> **EXERCISE DIRECTIONS**
Could you rewrite every line of the rows below as a Markdown table with the columns "No." and "Line," numbering them in order, skipping blank lines, and leaving the pictures out?
= = = = =
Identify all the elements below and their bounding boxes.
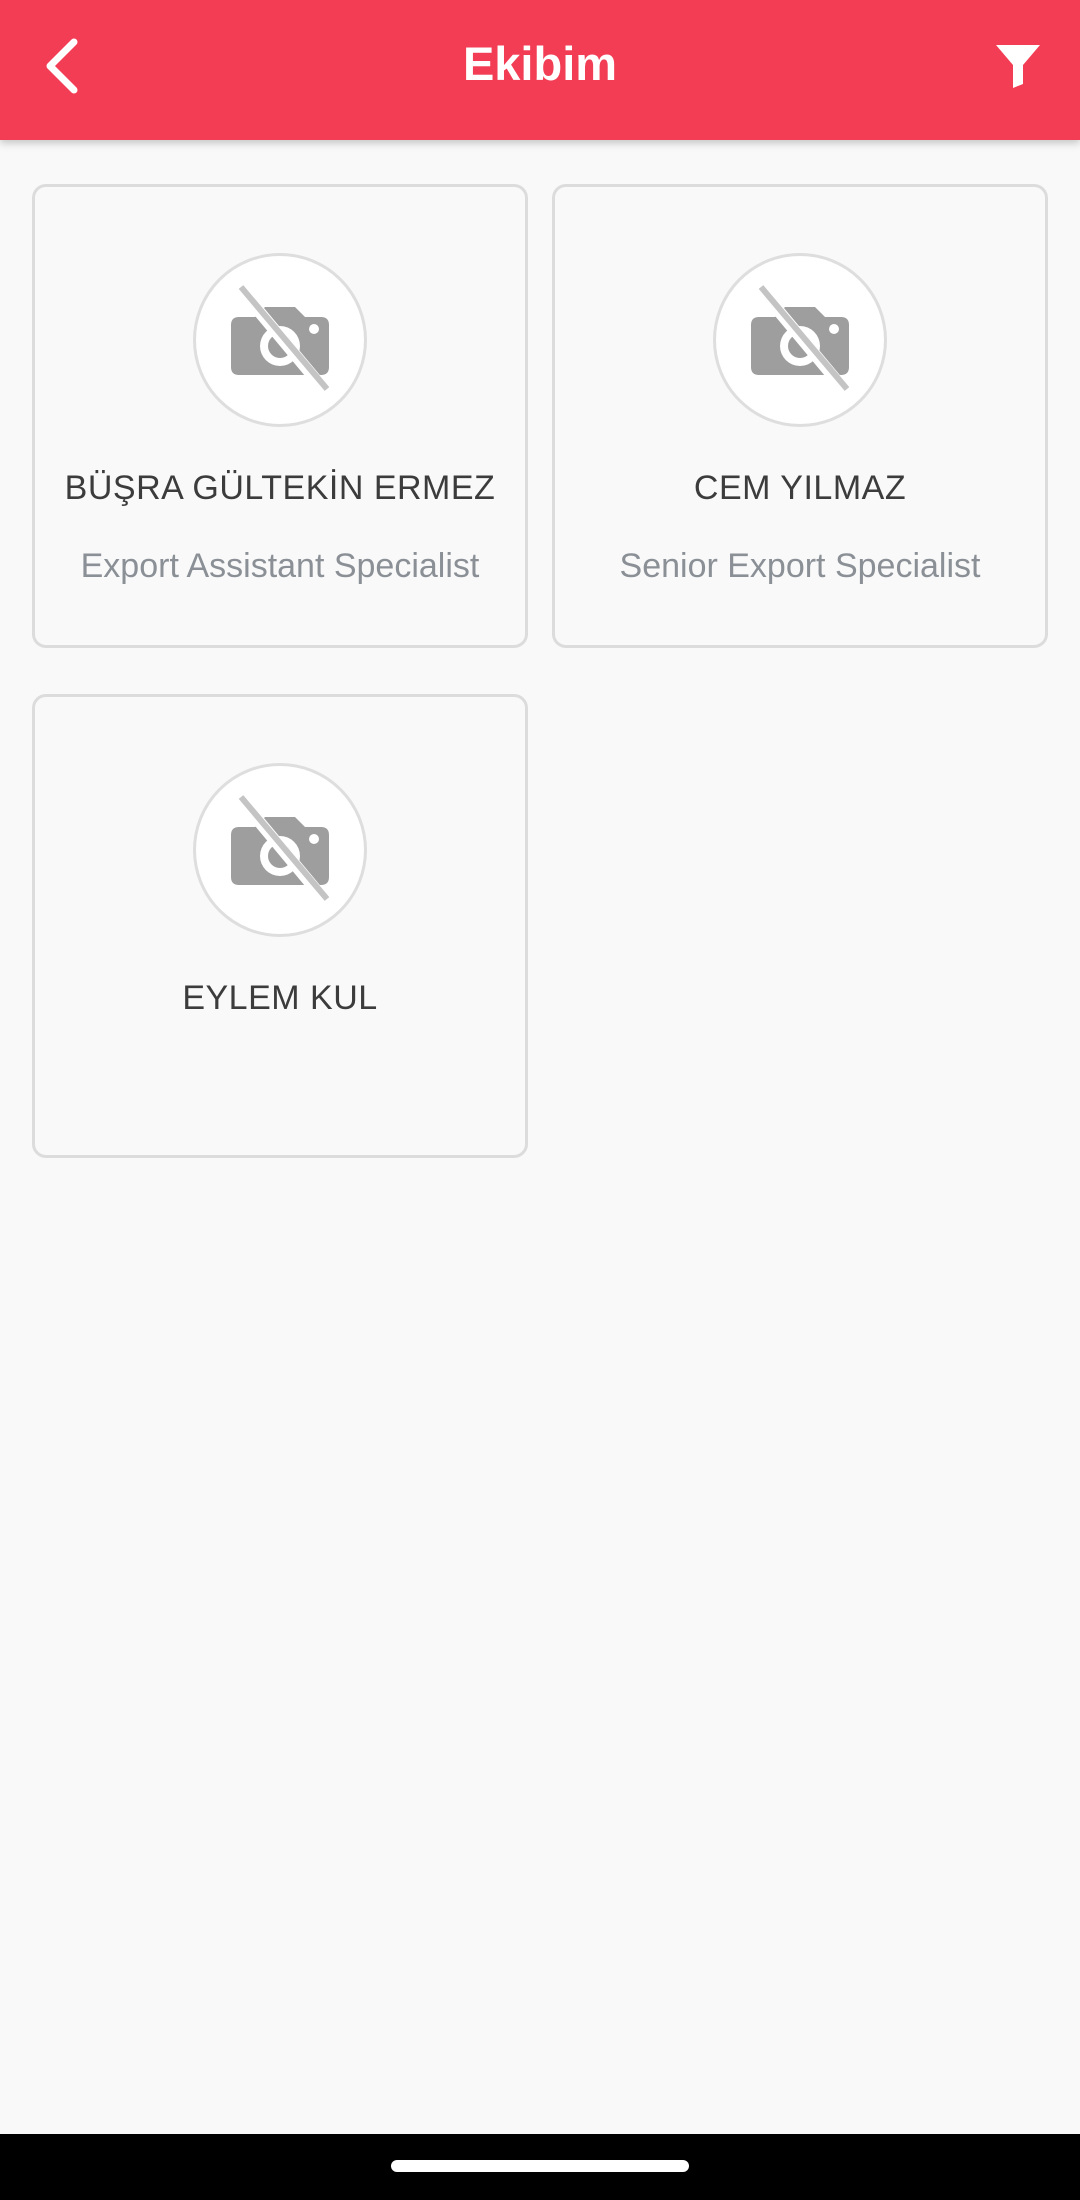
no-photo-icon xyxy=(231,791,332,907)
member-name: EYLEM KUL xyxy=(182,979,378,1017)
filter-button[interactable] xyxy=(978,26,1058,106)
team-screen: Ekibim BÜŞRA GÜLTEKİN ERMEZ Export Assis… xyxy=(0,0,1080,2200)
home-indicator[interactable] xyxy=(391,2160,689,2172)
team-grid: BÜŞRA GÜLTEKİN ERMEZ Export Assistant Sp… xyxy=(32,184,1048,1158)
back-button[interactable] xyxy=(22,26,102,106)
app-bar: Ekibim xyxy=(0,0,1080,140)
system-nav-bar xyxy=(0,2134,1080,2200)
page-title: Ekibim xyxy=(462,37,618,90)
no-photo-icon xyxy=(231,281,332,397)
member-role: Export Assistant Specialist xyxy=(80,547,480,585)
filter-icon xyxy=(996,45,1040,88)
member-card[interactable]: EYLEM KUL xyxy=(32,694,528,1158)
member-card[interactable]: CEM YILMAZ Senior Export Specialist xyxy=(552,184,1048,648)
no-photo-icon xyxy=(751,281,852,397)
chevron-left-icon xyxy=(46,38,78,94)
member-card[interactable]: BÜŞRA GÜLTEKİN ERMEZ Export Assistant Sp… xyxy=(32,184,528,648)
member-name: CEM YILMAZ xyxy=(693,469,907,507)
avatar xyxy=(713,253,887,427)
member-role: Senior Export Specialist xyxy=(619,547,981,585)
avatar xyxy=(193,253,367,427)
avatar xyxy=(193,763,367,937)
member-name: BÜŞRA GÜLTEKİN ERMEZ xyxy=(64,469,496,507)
= = = = =
> **FULL SOLUTION**
| No. | Line |
|---|---|
| 1 | Identify all the elements below and their bounding boxes. |
| 2 | no-photo-icon xyxy=(231,791,332,907) |
| 3 | member-name: EYLEM KUL xyxy=(182,979,378,1017) |
| 4 | filter-button[interactable] xyxy=(978,26,1058,106) |
| 5 | team-screen: Ekibim BÜŞRA GÜLTEKİN ERMEZ Export Assis… xyxy=(0,0,1080,2200) |
| 6 | home-indicator[interactable] xyxy=(391,2160,689,2172) |
| 7 | team-grid: BÜŞRA GÜLTEKİN ERMEZ Export Assistant Sp… xyxy=(32,184,1048,1158) |
| 8 | back-button[interactable] xyxy=(22,26,102,106) |
| 9 | app-bar: Ekibim xyxy=(0,0,1080,140) |
| 10 | system-nav-bar xyxy=(0,2134,1080,2200) |
| 11 | page-title: Ekibim xyxy=(462,37,618,90) |
| 12 | no-photo-icon xyxy=(231,281,332,397) |
| 13 | member-role: Export Assistant Specialist xyxy=(80,547,480,585) |
| 14 | filter-icon xyxy=(996,45,1040,88) |
| 15 | member-card[interactable]: EYLEM KUL xyxy=(32,694,528,1158) |
| 16 | member-card[interactable]: CEM YILMAZ Senior Export Specialist xyxy=(552,184,1048,648) |
| 17 | no-photo-icon xyxy=(751,281,852,397) |
| 18 | chevron-left-icon xyxy=(46,38,78,94) |
| 19 | member-card[interactable]: BÜŞRA GÜLTEKİN ERMEZ Export Assistant Sp… xyxy=(32,184,528,648) |
| 20 | member-name: CEM YILMAZ xyxy=(693,469,907,507) |
| 21 | avatar xyxy=(713,253,887,427) |
| 22 | member-role: Senior Export Specialist xyxy=(619,547,981,585) |
| 23 | avatar xyxy=(193,253,367,427) |
| 24 | avatar xyxy=(193,763,367,937) |
| 25 | member-name: BÜŞRA GÜLTEKİN ERMEZ xyxy=(64,469,496,507) |